(OBJECTIVE):
Read the records and gather each line that includes "partial".

(EXCERPTED DATA):
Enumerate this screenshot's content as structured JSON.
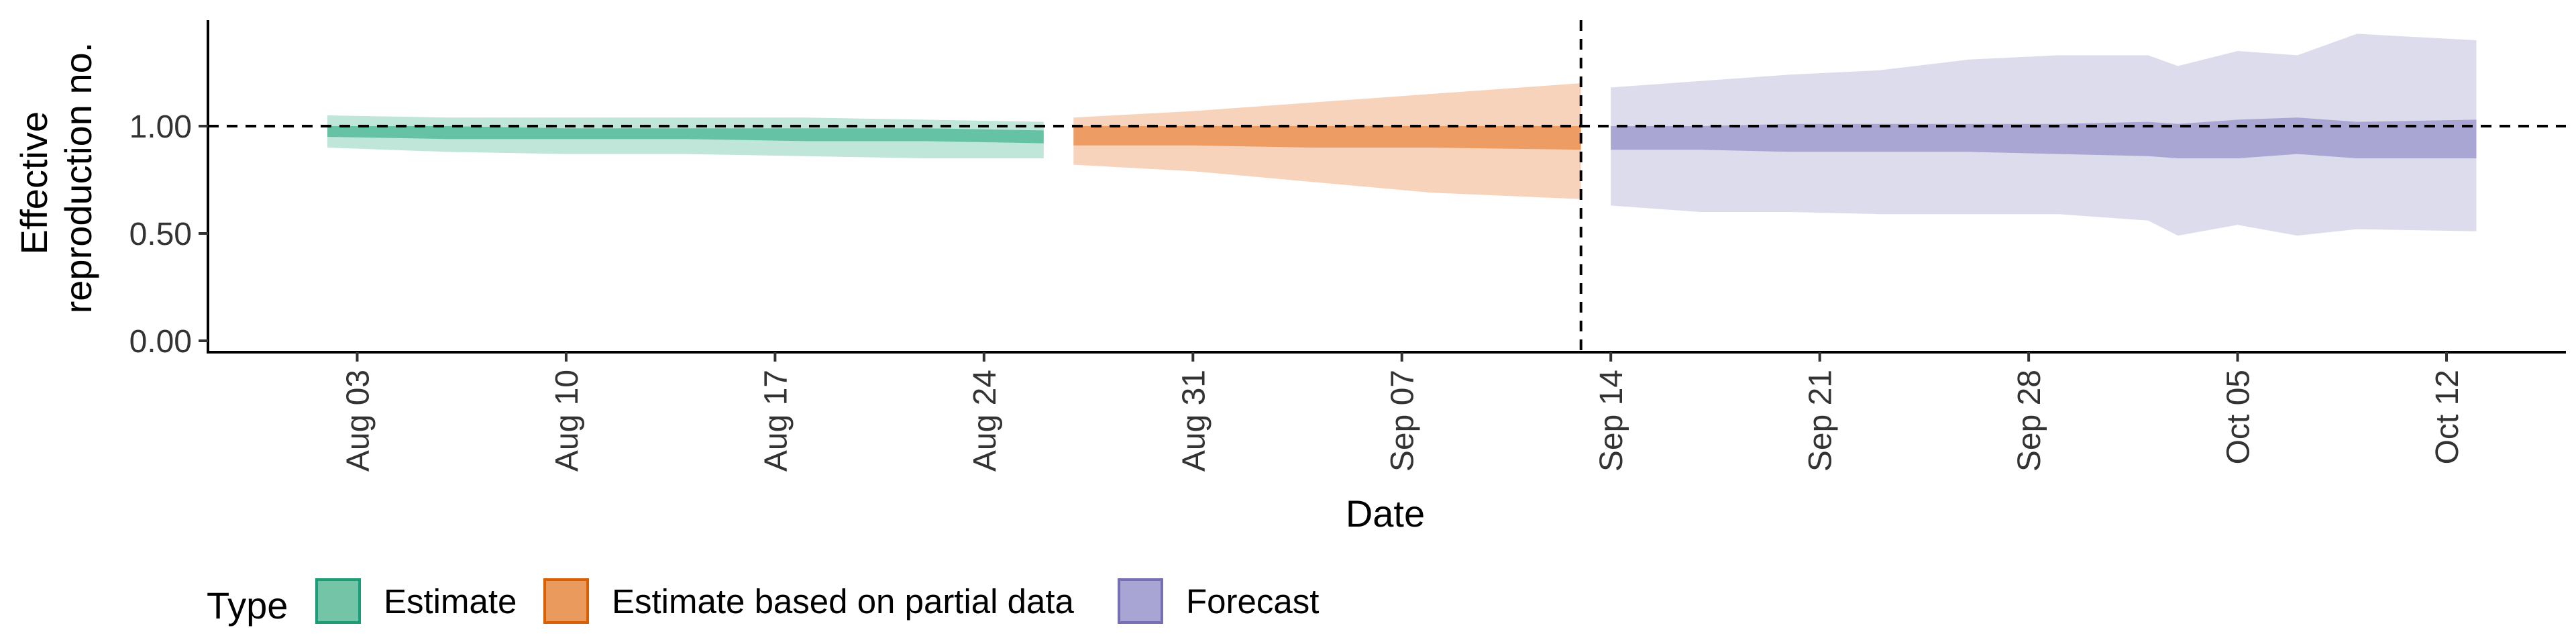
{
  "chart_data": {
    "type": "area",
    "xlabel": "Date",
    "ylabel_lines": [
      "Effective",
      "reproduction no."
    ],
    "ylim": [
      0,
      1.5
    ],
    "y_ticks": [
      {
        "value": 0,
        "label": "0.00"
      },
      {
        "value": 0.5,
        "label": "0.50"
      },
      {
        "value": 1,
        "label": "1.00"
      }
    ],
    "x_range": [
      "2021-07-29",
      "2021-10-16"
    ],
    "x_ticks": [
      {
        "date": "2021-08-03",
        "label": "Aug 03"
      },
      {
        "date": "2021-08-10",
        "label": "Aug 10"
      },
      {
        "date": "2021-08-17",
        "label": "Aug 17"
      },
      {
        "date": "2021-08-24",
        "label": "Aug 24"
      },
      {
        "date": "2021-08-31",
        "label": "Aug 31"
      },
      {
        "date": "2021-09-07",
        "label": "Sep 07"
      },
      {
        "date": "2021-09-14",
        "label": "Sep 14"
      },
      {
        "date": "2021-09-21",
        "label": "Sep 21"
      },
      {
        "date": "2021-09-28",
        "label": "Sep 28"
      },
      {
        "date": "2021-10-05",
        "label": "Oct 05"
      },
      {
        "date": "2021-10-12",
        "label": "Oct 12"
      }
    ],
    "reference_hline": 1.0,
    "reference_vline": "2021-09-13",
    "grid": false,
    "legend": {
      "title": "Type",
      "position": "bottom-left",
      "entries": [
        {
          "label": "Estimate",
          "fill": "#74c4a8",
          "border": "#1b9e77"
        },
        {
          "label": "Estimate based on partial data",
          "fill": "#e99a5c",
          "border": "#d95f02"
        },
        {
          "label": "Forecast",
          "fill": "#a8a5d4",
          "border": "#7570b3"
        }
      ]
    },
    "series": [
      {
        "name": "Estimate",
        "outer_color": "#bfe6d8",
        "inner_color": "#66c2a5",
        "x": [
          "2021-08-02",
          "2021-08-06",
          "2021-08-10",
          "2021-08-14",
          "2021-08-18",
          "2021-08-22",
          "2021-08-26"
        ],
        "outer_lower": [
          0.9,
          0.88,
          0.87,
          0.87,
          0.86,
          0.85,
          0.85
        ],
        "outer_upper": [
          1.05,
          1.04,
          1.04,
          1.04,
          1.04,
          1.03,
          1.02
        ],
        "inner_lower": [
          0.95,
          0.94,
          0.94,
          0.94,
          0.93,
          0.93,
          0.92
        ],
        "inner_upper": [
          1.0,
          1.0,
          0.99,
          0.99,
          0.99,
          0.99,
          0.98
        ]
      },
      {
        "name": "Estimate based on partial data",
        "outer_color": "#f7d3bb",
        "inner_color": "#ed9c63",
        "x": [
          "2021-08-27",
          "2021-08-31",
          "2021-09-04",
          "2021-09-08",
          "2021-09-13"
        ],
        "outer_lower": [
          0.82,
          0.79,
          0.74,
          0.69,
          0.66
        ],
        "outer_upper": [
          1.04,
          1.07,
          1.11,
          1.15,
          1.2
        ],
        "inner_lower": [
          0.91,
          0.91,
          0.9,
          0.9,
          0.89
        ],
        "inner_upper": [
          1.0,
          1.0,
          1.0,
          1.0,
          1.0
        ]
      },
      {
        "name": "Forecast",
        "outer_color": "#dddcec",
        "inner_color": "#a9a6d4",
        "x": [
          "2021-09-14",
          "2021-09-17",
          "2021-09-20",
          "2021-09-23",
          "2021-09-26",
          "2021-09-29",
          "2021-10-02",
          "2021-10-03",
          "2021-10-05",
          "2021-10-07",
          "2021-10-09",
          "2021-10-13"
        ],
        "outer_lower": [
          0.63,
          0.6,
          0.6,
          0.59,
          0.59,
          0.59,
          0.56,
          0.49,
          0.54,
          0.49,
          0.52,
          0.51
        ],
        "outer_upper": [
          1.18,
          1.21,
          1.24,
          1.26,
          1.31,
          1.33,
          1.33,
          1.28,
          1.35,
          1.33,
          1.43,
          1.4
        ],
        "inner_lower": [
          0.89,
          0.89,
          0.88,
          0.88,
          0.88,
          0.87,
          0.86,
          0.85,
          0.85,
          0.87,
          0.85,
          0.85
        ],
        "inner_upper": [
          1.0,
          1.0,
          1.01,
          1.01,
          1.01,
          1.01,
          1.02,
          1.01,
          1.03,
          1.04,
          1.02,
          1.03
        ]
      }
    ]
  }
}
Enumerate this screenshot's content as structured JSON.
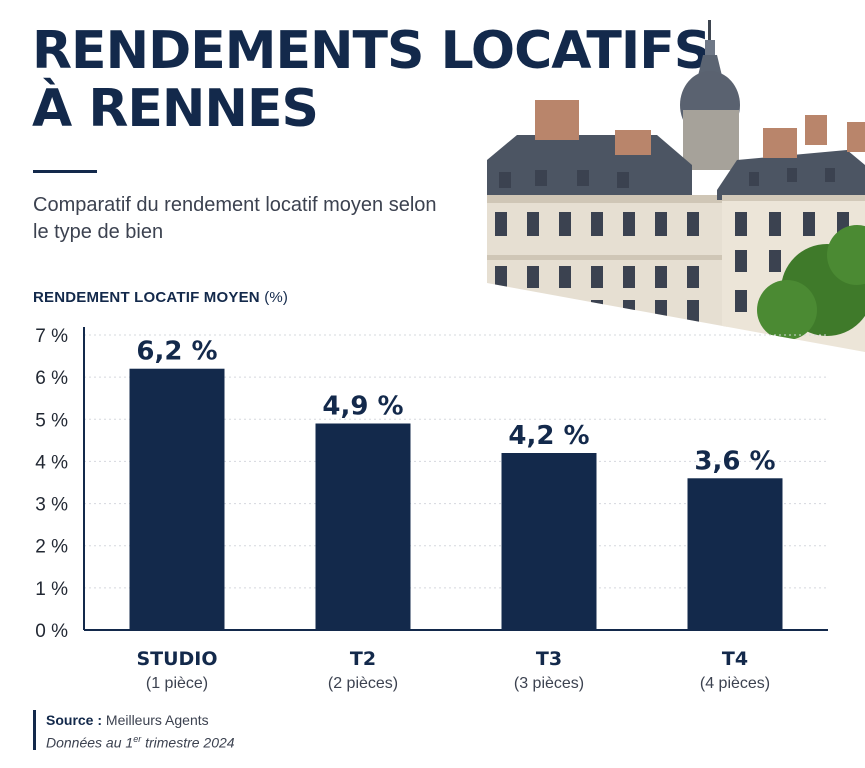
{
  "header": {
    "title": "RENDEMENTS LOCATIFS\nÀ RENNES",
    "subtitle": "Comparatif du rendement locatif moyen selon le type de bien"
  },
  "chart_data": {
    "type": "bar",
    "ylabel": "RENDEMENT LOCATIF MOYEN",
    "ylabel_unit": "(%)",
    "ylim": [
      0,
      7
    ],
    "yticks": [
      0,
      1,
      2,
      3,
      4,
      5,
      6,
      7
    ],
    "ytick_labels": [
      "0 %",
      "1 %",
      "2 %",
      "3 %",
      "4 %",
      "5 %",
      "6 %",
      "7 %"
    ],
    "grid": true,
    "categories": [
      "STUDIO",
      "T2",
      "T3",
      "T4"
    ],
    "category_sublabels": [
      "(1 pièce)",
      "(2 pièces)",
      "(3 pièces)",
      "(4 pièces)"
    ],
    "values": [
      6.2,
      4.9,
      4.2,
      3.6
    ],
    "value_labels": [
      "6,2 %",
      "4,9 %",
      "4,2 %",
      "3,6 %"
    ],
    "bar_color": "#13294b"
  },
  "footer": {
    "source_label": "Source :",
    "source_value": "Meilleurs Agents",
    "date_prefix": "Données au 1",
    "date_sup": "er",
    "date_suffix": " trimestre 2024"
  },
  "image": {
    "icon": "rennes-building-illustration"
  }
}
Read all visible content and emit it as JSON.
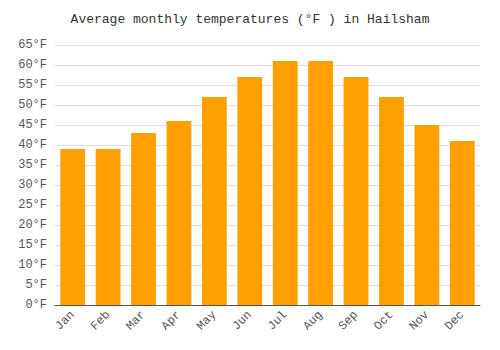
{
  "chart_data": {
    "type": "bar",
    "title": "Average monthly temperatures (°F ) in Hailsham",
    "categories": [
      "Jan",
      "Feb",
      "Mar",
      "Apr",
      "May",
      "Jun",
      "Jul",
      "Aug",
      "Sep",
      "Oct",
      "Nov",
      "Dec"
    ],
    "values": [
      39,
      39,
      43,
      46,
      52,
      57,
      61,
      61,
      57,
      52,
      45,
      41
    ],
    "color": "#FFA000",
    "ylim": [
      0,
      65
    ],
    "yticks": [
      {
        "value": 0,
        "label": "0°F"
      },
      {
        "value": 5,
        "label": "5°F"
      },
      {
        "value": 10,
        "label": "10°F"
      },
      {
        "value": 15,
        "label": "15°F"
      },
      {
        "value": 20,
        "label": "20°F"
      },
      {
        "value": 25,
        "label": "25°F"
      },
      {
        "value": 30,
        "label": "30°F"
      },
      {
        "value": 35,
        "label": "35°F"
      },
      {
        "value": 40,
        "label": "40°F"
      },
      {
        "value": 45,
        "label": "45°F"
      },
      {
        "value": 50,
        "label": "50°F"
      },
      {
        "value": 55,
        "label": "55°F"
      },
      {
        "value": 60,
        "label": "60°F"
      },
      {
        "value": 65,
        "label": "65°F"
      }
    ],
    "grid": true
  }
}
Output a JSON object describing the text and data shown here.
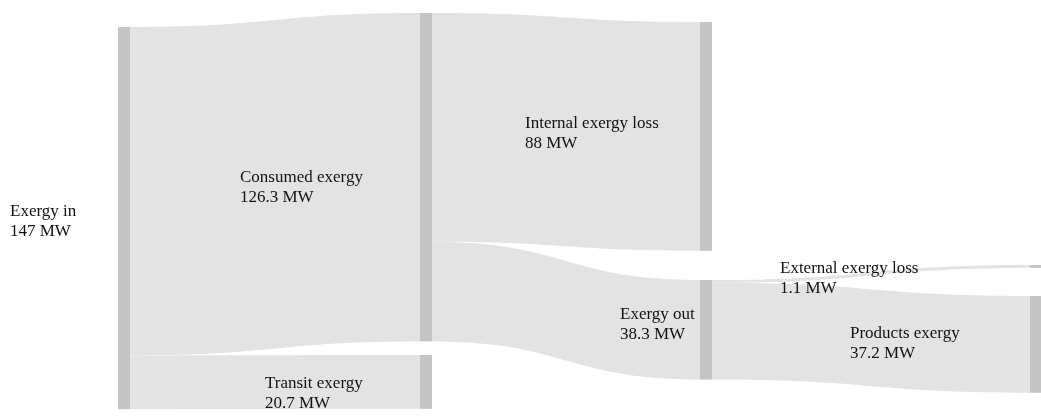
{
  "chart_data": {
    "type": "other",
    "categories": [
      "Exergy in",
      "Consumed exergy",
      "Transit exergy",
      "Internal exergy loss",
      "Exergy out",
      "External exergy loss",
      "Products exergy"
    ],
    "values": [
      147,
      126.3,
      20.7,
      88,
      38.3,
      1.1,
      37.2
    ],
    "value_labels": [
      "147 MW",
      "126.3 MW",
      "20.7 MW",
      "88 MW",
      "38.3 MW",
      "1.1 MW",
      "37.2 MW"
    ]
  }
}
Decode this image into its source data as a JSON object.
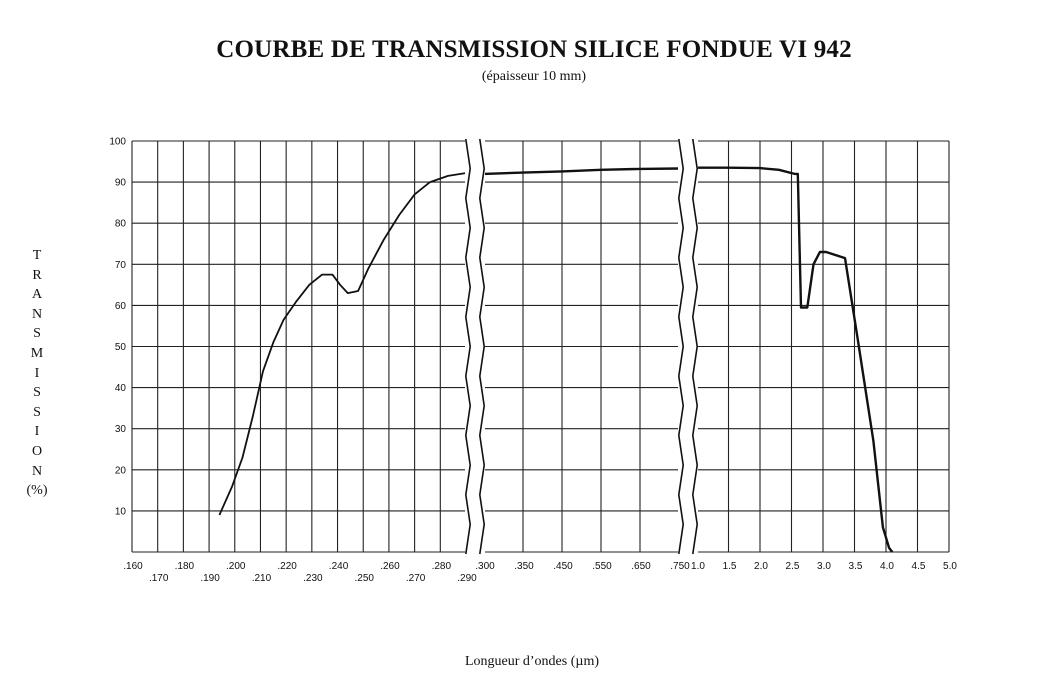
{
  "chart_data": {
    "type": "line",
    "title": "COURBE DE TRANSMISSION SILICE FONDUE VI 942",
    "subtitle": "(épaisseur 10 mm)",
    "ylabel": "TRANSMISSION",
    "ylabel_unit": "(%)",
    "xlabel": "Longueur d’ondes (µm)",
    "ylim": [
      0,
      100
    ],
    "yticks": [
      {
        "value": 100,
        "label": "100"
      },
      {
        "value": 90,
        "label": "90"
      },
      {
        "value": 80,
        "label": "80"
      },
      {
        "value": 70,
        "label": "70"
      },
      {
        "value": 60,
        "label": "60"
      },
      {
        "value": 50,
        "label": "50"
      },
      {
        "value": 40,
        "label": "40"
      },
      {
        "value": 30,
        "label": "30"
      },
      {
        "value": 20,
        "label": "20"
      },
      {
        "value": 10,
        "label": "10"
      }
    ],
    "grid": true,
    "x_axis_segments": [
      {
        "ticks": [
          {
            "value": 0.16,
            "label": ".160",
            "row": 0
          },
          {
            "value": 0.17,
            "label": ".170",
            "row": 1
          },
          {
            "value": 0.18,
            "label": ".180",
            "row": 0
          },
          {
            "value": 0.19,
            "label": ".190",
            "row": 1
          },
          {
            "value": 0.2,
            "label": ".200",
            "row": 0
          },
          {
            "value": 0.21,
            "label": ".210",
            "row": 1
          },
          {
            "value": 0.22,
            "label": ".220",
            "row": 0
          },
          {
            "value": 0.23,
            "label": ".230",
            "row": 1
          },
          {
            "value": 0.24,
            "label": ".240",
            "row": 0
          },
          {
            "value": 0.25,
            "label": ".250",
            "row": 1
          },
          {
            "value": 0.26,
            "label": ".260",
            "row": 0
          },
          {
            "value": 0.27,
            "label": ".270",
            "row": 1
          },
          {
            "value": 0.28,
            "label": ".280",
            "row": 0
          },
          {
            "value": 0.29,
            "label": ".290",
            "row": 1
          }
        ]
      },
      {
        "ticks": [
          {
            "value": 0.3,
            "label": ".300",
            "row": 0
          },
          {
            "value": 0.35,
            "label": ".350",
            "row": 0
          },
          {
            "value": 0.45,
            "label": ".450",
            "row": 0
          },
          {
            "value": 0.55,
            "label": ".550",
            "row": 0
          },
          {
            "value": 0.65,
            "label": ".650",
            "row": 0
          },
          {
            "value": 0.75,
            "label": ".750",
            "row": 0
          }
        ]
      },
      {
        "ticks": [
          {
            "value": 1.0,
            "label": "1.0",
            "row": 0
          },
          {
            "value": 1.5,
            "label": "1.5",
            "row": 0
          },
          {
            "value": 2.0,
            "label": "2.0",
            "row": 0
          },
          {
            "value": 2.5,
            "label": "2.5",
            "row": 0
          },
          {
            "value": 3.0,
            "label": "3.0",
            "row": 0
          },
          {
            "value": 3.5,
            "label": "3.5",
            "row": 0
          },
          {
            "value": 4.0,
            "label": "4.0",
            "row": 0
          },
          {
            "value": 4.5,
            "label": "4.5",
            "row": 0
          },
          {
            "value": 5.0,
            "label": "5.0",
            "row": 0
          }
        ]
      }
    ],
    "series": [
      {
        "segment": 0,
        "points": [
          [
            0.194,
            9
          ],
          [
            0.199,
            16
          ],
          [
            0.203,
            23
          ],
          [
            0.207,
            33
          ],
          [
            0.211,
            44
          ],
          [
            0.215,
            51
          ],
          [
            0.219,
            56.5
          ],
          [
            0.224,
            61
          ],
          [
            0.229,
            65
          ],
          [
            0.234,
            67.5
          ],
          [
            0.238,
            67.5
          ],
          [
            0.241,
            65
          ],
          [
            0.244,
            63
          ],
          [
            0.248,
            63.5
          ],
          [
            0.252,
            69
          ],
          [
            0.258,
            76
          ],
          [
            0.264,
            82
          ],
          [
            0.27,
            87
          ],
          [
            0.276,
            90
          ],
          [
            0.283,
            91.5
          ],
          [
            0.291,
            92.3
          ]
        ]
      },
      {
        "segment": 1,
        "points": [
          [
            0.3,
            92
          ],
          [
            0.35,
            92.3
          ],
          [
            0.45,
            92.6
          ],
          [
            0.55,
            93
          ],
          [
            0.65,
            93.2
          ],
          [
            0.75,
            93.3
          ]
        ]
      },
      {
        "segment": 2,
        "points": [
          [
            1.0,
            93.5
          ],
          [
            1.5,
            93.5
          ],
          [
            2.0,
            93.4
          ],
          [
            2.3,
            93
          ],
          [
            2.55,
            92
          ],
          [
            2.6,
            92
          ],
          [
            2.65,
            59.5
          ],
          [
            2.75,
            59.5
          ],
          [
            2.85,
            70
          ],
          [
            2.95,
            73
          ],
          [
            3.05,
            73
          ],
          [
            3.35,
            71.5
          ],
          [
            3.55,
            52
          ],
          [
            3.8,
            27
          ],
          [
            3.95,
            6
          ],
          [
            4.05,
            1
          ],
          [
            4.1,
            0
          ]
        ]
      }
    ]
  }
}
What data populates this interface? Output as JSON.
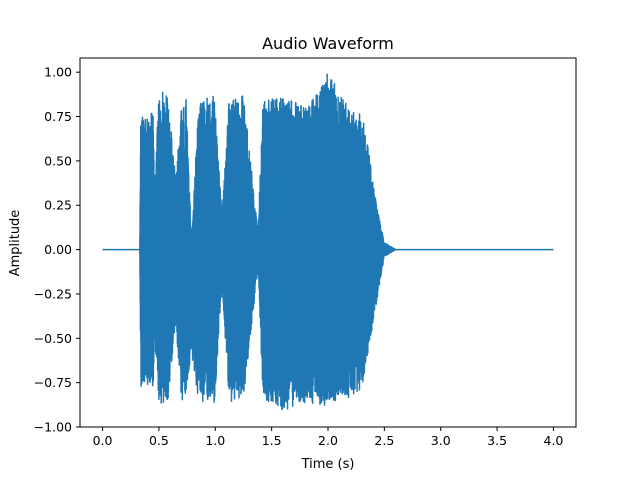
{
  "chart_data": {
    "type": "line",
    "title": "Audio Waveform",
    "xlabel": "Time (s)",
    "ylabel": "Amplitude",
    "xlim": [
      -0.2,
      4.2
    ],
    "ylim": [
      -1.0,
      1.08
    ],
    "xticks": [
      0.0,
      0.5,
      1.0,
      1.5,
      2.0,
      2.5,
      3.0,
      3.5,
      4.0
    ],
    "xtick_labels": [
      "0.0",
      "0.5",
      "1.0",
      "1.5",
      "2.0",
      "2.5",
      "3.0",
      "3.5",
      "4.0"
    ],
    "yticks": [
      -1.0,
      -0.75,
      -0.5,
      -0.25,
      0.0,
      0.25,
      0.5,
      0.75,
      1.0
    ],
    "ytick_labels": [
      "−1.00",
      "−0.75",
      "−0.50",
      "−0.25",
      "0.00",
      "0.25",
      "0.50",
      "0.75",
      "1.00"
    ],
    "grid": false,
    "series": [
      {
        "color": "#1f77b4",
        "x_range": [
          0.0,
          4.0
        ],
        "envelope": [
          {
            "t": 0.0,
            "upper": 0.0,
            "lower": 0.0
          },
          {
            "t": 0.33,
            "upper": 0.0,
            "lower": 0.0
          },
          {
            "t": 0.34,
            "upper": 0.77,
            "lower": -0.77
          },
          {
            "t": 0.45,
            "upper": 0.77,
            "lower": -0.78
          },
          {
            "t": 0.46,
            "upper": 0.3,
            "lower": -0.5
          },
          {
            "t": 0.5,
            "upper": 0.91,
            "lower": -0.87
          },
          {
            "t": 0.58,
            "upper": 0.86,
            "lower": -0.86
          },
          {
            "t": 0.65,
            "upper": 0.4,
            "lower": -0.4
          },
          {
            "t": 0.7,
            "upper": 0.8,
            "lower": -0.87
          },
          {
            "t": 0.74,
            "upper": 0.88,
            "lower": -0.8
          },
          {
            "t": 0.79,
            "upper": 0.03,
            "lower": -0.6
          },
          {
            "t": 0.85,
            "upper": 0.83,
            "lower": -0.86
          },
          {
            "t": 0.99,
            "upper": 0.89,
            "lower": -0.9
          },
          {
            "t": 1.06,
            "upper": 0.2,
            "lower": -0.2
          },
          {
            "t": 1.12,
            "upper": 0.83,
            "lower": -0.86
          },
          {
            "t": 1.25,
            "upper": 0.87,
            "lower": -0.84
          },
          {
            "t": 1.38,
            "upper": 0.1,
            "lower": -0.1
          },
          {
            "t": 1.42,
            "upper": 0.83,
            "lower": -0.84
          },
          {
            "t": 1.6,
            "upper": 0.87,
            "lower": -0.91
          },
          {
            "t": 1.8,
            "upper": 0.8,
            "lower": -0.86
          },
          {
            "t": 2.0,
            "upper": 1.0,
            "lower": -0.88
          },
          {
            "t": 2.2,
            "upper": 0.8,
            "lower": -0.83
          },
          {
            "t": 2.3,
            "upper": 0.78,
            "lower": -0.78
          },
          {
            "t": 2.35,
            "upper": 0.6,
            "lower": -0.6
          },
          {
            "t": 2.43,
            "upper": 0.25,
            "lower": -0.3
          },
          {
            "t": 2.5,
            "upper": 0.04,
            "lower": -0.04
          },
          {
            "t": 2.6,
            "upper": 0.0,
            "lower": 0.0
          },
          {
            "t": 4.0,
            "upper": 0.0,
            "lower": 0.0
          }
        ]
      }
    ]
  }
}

(SOLUTION TO THIS PROBLEM):
          "label": "Estimate based on partial data",
        "name": "Estimate based on partial data",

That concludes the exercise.